Copy out every one of the records below word for word, omitting the pictures.

Records:
◇ ◇ ◇ ◇ ◇ ◇ ◇
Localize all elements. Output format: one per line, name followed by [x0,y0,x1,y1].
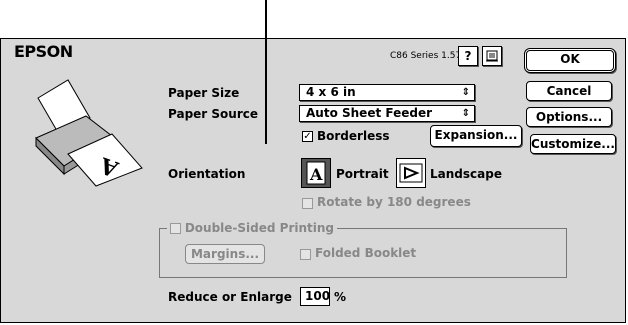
help-icon: ? [464,49,472,63]
options-button[interactable]: Options... [526,107,612,127]
rotate-checkbox[interactable] [302,198,313,209]
paper-source-value: Auto Sheet Feeder [306,106,432,120]
paper-size-label: Paper Size [168,86,240,100]
printer-series-label: C86 Series 1.57A [390,51,468,61]
borderless-checkbox[interactable]: ✓ [302,131,313,142]
paper-size-value: 4 x 6 in [306,85,356,99]
landscape-icon [399,163,423,183]
svg-text:A: A [309,165,323,184]
paper-source-label: Paper Source [168,107,258,121]
check-icon: ✓ [303,131,312,142]
rotate-label: Rotate by 180 degrees [317,195,471,209]
portrait-option[interactable]: A [301,158,331,188]
percent-sign: % [334,290,347,304]
scale-percent-input[interactable]: 100 [300,287,330,306]
popup-arrows-icon: ⇕ [461,108,470,119]
expansion-button[interactable]: Expansion... [430,125,522,147]
landscape-label: Landscape [430,167,502,181]
double-sided-label: Double-Sided Printing [184,221,335,235]
printer-utility-button[interactable] [482,46,502,66]
popup-arrows-icon: ⇕ [461,87,470,98]
double-sided-checkbox[interactable] [170,223,181,234]
ok-button[interactable]: OK [524,48,616,73]
portrait-icon: A [306,161,326,185]
printer-illustration: A [35,79,143,187]
orientation-label: Orientation [168,167,246,181]
printer-utility-icon [486,50,498,62]
borderless-label: Borderless [317,129,390,143]
paper-source-select[interactable]: Auto Sheet Feeder ⇕ [299,105,475,122]
landscape-option[interactable] [396,158,426,188]
folded-booklet-label: Folded Booklet [315,246,417,260]
paper-size-select[interactable]: 4 x 6 in ⇕ [299,84,475,101]
help-button[interactable]: ? [458,46,478,66]
folded-booklet-checkbox[interactable] [300,249,311,260]
reduce-enlarge-label: Reduce or Enlarge [168,290,292,304]
portrait-label: Portrait [336,167,389,181]
callout-line-overlay [265,38,267,144]
brand-logo: EPSON [14,42,73,61]
margins-button[interactable]: Margins... [185,244,265,264]
double-sided-legend: Double-Sided Printing [167,221,338,235]
cancel-button[interactable]: Cancel [526,81,612,101]
customize-button[interactable]: Customize... [530,134,616,154]
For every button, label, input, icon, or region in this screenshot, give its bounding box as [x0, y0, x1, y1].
◇ ◇ ◇ ◇ ◇ ◇ ◇
> **Task result**:
Localize all elements. Output format: one per line, name followed by [x0,y0,x1,y1].
help-icon: ? [464,49,472,63]
options-button[interactable]: Options... [526,107,612,127]
rotate-checkbox[interactable] [302,198,313,209]
paper-source-value: Auto Sheet Feeder [306,106,432,120]
paper-size-label: Paper Size [168,86,240,100]
printer-series-label: C86 Series 1.57A [390,51,468,61]
borderless-checkbox[interactable]: ✓ [302,131,313,142]
paper-size-value: 4 x 6 in [306,85,356,99]
landscape-icon [399,163,423,183]
svg-text:A: A [309,165,323,184]
paper-source-label: Paper Source [168,107,258,121]
check-icon: ✓ [303,131,312,142]
rotate-label: Rotate by 180 degrees [317,195,471,209]
portrait-option[interactable]: A [301,158,331,188]
percent-sign: % [334,290,347,304]
scale-percent-input[interactable]: 100 [300,287,330,306]
popup-arrows-icon: ⇕ [461,108,470,119]
expansion-button[interactable]: Expansion... [430,125,522,147]
landscape-label: Landscape [430,167,502,181]
double-sided-label: Double-Sided Printing [184,221,335,235]
printer-utility-button[interactable] [482,46,502,66]
popup-arrows-icon: ⇕ [461,87,470,98]
double-sided-checkbox[interactable] [170,223,181,234]
ok-button[interactable]: OK [524,48,616,73]
portrait-icon: A [306,161,326,185]
printer-illustration: A [35,79,143,187]
orientation-label: Orientation [168,167,246,181]
printer-utility-icon [486,50,498,62]
borderless-label: Borderless [317,129,390,143]
paper-source-select[interactable]: Auto Sheet Feeder ⇕ [299,105,475,122]
landscape-option[interactable] [396,158,426,188]
folded-booklet-label: Folded Booklet [315,246,417,260]
paper-size-select[interactable]: 4 x 6 in ⇕ [299,84,475,101]
help-button[interactable]: ? [458,46,478,66]
folded-booklet-checkbox[interactable] [300,249,311,260]
reduce-enlarge-label: Reduce or Enlarge [168,290,292,304]
portrait-label: Portrait [336,167,389,181]
callout-line-overlay [265,38,267,144]
brand-logo: EPSON [14,42,73,61]
margins-button[interactable]: Margins... [185,244,265,264]
double-sided-legend: Double-Sided Printing [167,221,338,235]
cancel-button[interactable]: Cancel [526,81,612,101]
customize-button[interactable]: Customize... [530,134,616,154]
For every button, label, input, icon, or region in this screenshot, give its bounding box as [x0, y0, x1, y1].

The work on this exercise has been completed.